**Provided data:**
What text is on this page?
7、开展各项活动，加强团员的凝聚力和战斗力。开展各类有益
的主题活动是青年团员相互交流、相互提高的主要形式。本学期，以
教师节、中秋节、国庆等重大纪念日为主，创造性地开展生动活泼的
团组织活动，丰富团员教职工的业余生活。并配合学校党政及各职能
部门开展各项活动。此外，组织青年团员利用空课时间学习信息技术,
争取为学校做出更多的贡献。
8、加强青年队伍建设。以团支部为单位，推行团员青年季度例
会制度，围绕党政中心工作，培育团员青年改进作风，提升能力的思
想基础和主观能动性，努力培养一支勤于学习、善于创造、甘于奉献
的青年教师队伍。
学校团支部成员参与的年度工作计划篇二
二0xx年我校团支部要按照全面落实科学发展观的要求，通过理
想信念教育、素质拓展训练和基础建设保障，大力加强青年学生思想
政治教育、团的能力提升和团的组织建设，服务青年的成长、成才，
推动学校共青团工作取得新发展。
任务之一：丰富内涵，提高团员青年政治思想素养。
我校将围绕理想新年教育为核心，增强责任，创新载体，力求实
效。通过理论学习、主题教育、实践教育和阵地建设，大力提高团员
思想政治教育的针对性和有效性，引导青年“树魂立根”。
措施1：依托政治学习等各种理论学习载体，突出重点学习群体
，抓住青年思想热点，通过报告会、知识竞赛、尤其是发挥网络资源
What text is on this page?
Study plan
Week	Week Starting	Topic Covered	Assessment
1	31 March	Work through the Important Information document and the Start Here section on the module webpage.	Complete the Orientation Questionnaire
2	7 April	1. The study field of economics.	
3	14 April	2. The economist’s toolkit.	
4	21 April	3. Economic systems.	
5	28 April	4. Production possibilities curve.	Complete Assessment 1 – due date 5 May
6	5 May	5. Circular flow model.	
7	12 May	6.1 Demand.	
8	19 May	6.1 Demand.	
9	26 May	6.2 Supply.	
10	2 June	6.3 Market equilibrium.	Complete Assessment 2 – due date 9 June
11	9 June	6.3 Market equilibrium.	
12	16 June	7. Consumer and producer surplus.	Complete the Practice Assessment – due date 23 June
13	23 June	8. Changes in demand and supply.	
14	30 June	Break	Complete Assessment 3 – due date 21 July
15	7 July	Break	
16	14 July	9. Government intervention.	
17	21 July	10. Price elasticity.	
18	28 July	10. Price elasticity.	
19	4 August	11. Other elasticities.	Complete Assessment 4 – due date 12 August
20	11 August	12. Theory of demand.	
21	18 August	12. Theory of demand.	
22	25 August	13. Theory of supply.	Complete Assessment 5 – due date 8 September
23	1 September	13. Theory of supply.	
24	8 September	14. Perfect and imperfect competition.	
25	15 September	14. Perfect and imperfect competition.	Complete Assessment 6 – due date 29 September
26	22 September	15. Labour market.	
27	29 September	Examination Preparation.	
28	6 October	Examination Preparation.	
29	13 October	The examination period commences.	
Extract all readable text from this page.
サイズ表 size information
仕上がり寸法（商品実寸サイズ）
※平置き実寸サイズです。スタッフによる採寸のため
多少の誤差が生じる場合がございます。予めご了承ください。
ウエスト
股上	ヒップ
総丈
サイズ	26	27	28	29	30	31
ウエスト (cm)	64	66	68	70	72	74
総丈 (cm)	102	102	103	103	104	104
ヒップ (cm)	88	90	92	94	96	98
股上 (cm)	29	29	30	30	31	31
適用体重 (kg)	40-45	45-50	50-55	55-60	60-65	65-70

**Exercise goal:** From the entries above, pull out each line that includes "imperfect".

**Response to this task:**
24	8 September	14. Perfect and imperfect competition.	
25	15 September	14. Perfect and imperfect competition.	Complete Assessment 6 – due date 29 September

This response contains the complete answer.